*What is expected*
Rewrite the listing below as a JSON list of strings, one string per line, skipping any blank lines.

*Provided entries*
[BEGIN]
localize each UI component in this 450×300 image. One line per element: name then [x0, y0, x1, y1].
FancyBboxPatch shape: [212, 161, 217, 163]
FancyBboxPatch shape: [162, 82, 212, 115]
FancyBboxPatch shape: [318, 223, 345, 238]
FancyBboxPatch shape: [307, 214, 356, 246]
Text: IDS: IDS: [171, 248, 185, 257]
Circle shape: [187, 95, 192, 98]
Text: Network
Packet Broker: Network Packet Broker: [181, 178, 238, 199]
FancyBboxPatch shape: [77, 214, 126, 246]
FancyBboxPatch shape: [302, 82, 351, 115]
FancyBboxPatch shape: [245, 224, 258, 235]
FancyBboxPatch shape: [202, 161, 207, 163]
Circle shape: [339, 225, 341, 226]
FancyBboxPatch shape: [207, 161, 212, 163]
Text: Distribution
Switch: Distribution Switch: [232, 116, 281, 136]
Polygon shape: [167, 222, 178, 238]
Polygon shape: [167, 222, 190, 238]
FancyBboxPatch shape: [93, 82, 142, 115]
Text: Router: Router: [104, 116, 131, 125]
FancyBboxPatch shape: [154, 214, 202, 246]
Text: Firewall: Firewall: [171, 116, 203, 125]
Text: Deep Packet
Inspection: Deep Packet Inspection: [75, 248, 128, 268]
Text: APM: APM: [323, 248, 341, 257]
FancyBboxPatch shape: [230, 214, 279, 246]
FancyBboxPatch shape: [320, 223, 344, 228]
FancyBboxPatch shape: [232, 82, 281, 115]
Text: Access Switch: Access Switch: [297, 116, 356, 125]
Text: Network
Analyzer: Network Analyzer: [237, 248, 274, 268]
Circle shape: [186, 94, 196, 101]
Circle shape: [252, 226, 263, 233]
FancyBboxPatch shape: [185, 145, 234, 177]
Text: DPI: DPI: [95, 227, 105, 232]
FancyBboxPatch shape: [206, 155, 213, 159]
[END]
*Worked answer*
[
  "localize each UI component in this 450×300 image. One line per element: name then [x0, y0, x1, y1].",
  "FancyBboxPatch shape: [212, 161, 217, 163]",
  "FancyBboxPatch shape: [162, 82, 212, 115]",
  "FancyBboxPatch shape: [318, 223, 345, 238]",
  "FancyBboxPatch shape: [307, 214, 356, 246]",
  "Text: IDS: IDS: [171, 248, 185, 257]",
  "Circle shape: [187, 95, 192, 98]",
  "Text: Network",
  "Packet Broker: Network Packet Broker: [181, 178, 238, 199]",
  "FancyBboxPatch shape: [77, 214, 126, 246]",
  "FancyBboxPatch shape: [302, 82, 351, 115]",
  "FancyBboxPatch shape: [245, 224, 258, 235]",
  "FancyBboxPatch shape: [202, 161, 207, 163]",
  "Circle shape: [339, 225, 341, 226]",
  "FancyBboxPatch shape: [207, 161, 212, 163]",
  "Text: Distribution",
  "Switch: Distribution Switch: [232, 116, 281, 136]",
  "Polygon shape: [167, 222, 178, 238]",
  "Polygon shape: [167, 222, 190, 238]",
  "FancyBboxPatch shape: [93, 82, 142, 115]",
  "Text: Router: Router: [104, 116, 131, 125]",
  "FancyBboxPatch shape: [154, 214, 202, 246]",
  "Text: Firewall: Firewall: [171, 116, 203, 125]",
  "Text: Deep Packet",
  "Inspection: Deep Packet Inspection: [75, 248, 128, 268]",
  "Text: APM: APM: [323, 248, 341, 257]",
  "FancyBboxPatch shape: [230, 214, 279, 246]",
  "FancyBboxPatch shape: [320, 223, 344, 228]",
  "FancyBboxPatch shape: [232, 82, 281, 115]",
  "Text: Access Switch: Access Switch: [297, 116, 356, 125]",
  "Text: Network",
  "Analyzer: Network Analyzer: [237, 248, 274, 268]",
  "Circle shape: [186, 94, 196, 101]",
  "Circle shape: [252, 226, 263, 233]",
  "FancyBboxPatch shape: [185, 145, 234, 177]",
  "Text: DPI: DPI: [95, 227, 105, 232]",
  "FancyBboxPatch shape: [206, 155, 213, 159]"
]